Items from a figure collection:
• • • • •

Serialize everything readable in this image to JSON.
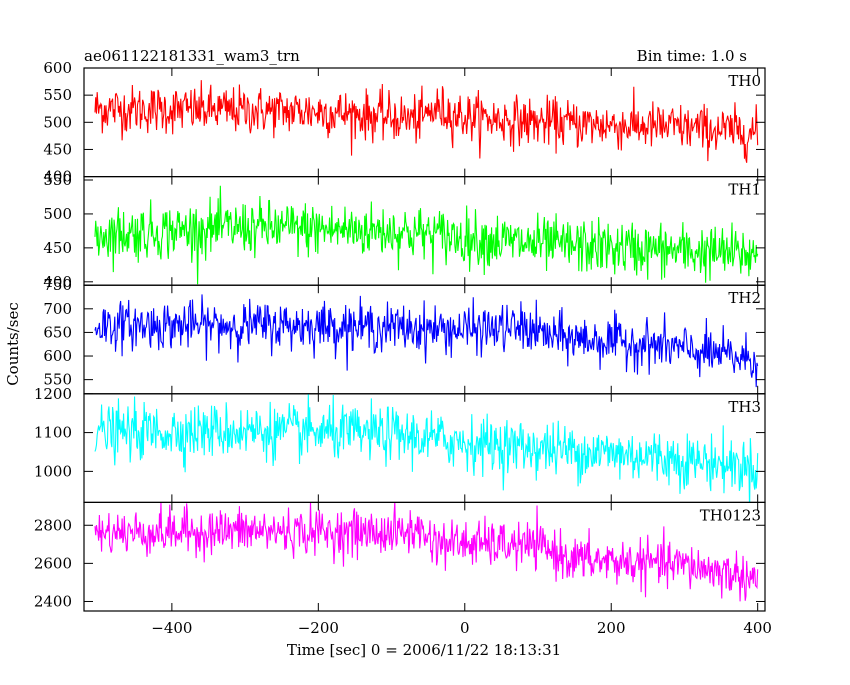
{
  "chart_data": {
    "type": "line",
    "title": "ae061122181331_wam3_trn",
    "bin_time_label": "Bin time: 1.0 s",
    "xlabel": "Time [sec] 0 = 2006/11/22 18:13:31",
    "ylabel": "Counts/sec",
    "xlim": [
      -520,
      410
    ],
    "x_ticks": [
      -400,
      -200,
      0,
      200,
      400
    ],
    "x_tick_labels": [
      "−400",
      "−200",
      "0",
      "200",
      "400"
    ],
    "x_range": [
      -505,
      400
    ],
    "n_points": 905,
    "grid": false,
    "panels": [
      {
        "name": "TH0",
        "color": "#ff0000",
        "ylim": [
          400,
          600
        ],
        "y_ticks": [
          450,
          500,
          550,
          600
        ],
        "y_tick_labels": [
          "450",
          "500",
          "550",
          "600"
        ],
        "y_bottom_label": "400",
        "level_start": 525,
        "level_end": 480,
        "noise": 22,
        "trend_knots": [
          [
            -505,
            525
          ],
          [
            -200,
            520
          ],
          [
            -60,
            505
          ],
          [
            -40,
            525
          ],
          [
            0,
            510
          ],
          [
            100,
            500
          ],
          [
            300,
            490
          ],
          [
            400,
            480
          ]
        ]
      },
      {
        "name": "TH1",
        "color": "#00ff00",
        "ylim": [
          395,
          555
        ],
        "y_ticks": [
          400,
          450,
          500,
          550
        ],
        "y_tick_labels": [
          "400",
          "450",
          "500",
          "550"
        ],
        "level_start": 470,
        "level_end": 440,
        "noise": 20,
        "trend_knots": [
          [
            -505,
            470
          ],
          [
            -300,
            480
          ],
          [
            -100,
            475
          ],
          [
            0,
            465
          ],
          [
            100,
            455
          ],
          [
            200,
            450
          ],
          [
            400,
            440
          ]
        ]
      },
      {
        "name": "TH2",
        "color": "#0000ff",
        "ylim": [
          520,
          750
        ],
        "y_ticks": [
          550,
          600,
          650,
          700,
          750
        ],
        "y_tick_labels": [
          "550",
          "600",
          "650",
          "700",
          "750"
        ],
        "level_start": 665,
        "level_end": 590,
        "noise": 25,
        "trend_knots": [
          [
            -505,
            665
          ],
          [
            -200,
            665
          ],
          [
            0,
            655
          ],
          [
            80,
            660
          ],
          [
            120,
            640
          ],
          [
            250,
            625
          ],
          [
            400,
            590
          ]
        ]
      },
      {
        "name": "TH3",
        "color": "#00ffff",
        "ylim": [
          920,
          1200
        ],
        "y_ticks": [
          1000,
          1100,
          1200
        ],
        "y_tick_labels": [
          "1000",
          "1100",
          "1200"
        ],
        "level_start": 1100,
        "level_end": 1010,
        "noise": 35,
        "trend_knots": [
          [
            -505,
            1100
          ],
          [
            -300,
            1105
          ],
          [
            -100,
            1095
          ],
          [
            0,
            1075
          ],
          [
            100,
            1060
          ],
          [
            250,
            1040
          ],
          [
            400,
            1010
          ]
        ]
      },
      {
        "name": "TH0123",
        "color": "#ff00ff",
        "ylim": [
          2350,
          2920
        ],
        "y_ticks": [
          2400,
          2600,
          2800
        ],
        "y_tick_labels": [
          "2400",
          "2600",
          "2800"
        ],
        "level_start": 2760,
        "level_end": 2520,
        "noise": 60,
        "trend_knots": [
          [
            -505,
            2760
          ],
          [
            -300,
            2770
          ],
          [
            -100,
            2760
          ],
          [
            -60,
            2770
          ],
          [
            -40,
            2710
          ],
          [
            100,
            2690
          ],
          [
            150,
            2620
          ],
          [
            300,
            2590
          ],
          [
            400,
            2520
          ]
        ]
      }
    ]
  }
}
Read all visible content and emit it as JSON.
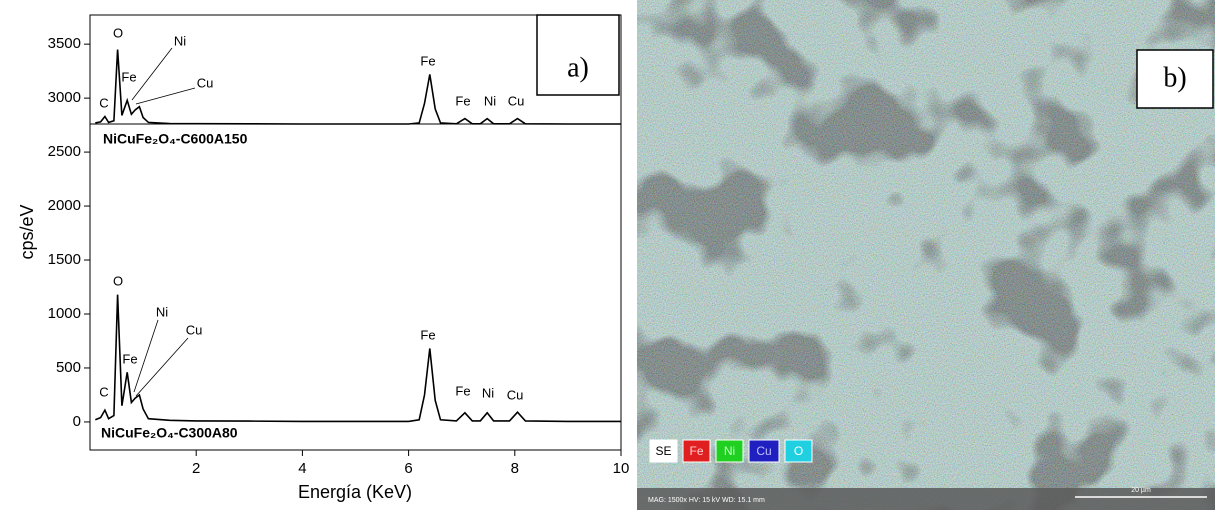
{
  "chart_data": {
    "type": "line",
    "panel_label": "a)",
    "x_label": "Energía (KeV)",
    "y_label": "cps/eV",
    "xlim": [
      0,
      10
    ],
    "xticks": [
      2,
      4,
      6,
      8,
      10
    ],
    "ylim": [
      -260,
      3770
    ],
    "yticks": [
      0,
      500,
      1000,
      1500,
      2000,
      2500,
      3000,
      3500
    ],
    "x": [
      0.1,
      0.2,
      0.28,
      0.35,
      0.45,
      0.52,
      0.6,
      0.7,
      0.78,
      0.85,
      0.93,
      1.0,
      1.1,
      1.5,
      2,
      3,
      4,
      5,
      6,
      6.2,
      6.3,
      6.4,
      6.5,
      6.6,
      6.9,
      7.06,
      7.2,
      7.35,
      7.48,
      7.6,
      7.9,
      8.05,
      8.2,
      9,
      10
    ],
    "series": [
      {
        "name": "NiCuFe₂O₄-C600A150",
        "color": "#000000",
        "values": [
          2770,
          2780,
          2830,
          2775,
          2790,
          3450,
          2840,
          2980,
          2850,
          2890,
          2920,
          2820,
          2775,
          2765,
          2763,
          2762,
          2760,
          2760,
          2760,
          2770,
          2950,
          3220,
          2900,
          2770,
          2762,
          2810,
          2762,
          2762,
          2810,
          2762,
          2762,
          2810,
          2762,
          2760,
          2760
        ]
      },
      {
        "name": "NiCuFe₂O₄-C300A80",
        "color": "#000000",
        "values": [
          20,
          40,
          110,
          30,
          60,
          1180,
          150,
          460,
          180,
          220,
          250,
          120,
          30,
          15,
          10,
          8,
          5,
          5,
          5,
          20,
          250,
          680,
          200,
          20,
          10,
          85,
          10,
          10,
          85,
          10,
          10,
          90,
          10,
          5,
          5
        ]
      }
    ],
    "annotations": [
      "C",
      "O",
      "Fe",
      "Ni",
      "Cu",
      "Fe",
      "Fe",
      "Ni",
      "Cu",
      "C",
      "O",
      "Fe",
      "Ni",
      "Cu",
      "Fe",
      "Fe",
      "Ni",
      "Cu"
    ]
  },
  "image_panel": {
    "label": "b)",
    "legend": [
      "SE",
      "Fe",
      "Ni",
      "Cu",
      "O"
    ],
    "info": "MAG: 1500x    HV: 15 kV    WD: 15.1 mm",
    "scale_bar": "20 µm"
  }
}
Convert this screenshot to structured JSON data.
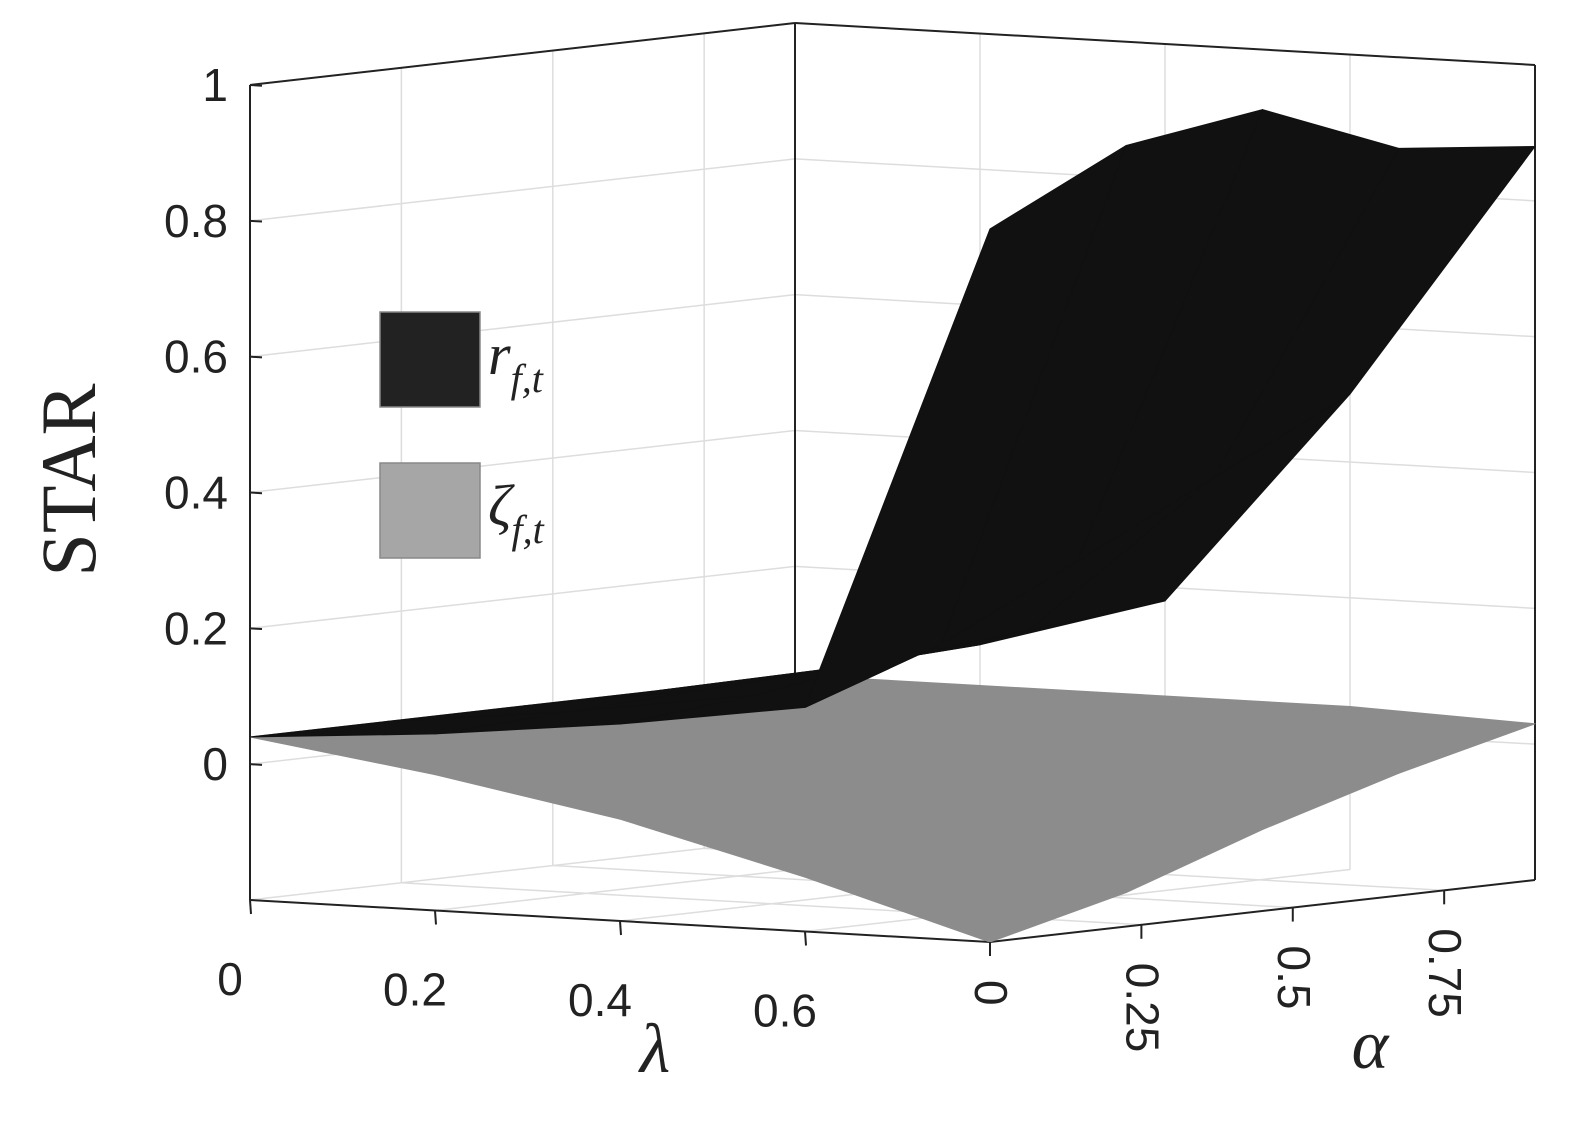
{
  "chart_data": {
    "type": "surface",
    "xlabel": "λ",
    "ylabel": "α",
    "zlabel": "STAR",
    "xlim": [
      0,
      0.8
    ],
    "ylim": [
      0,
      0.9
    ],
    "zlim": [
      -0.2,
      1
    ],
    "xticks": [
      0,
      0.2,
      0.4,
      0.6
    ],
    "yticks": [
      0,
      0.25,
      0.5,
      0.75
    ],
    "zticks": [
      0,
      0.2,
      0.4,
      0.6,
      0.8,
      1
    ],
    "grid": true,
    "x": [
      0,
      0.2,
      0.4,
      0.6,
      0.8
    ],
    "y": [
      0,
      0.225,
      0.45,
      0.675,
      0.9
    ],
    "series": [
      {
        "name": "ζ",
        "subscript": "f,t",
        "color": "#8c8c8c",
        "values": [
          [
            0.04,
            0.04,
            0.04,
            0.04,
            0.04
          ],
          [
            0.0,
            0.01,
            0.02,
            0.03,
            0.04
          ],
          [
            -0.05,
            -0.03,
            -0.01,
            0.02,
            0.04
          ],
          [
            -0.12,
            -0.08,
            -0.04,
            0.0,
            0.04
          ],
          [
            -0.2,
            -0.15,
            -0.08,
            -0.02,
            0.03
          ]
        ]
      },
      {
        "name": "r",
        "subscript": "f,t",
        "color": "#111111",
        "values": [
          [
            0.04,
            0.04,
            0.04,
            0.04,
            0.04
          ],
          [
            0.06,
            0.07,
            0.08,
            0.09,
            0.1
          ],
          [
            0.09,
            0.11,
            0.14,
            0.16,
            0.18
          ],
          [
            0.13,
            0.2,
            0.3,
            0.4,
            0.5
          ],
          [
            0.85,
            0.95,
            0.98,
            0.9,
            0.88
          ]
        ]
      }
    ]
  }
}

• • • • •

_WHAT YOU SHOULD DO_
Where a line of the records above holds the word "noise", copy that line.

_CORRECT RESULT_
        "noise": 22,
        "noise": 20,
        "noise": 25,
        "noise": 35,
        "noise": 60,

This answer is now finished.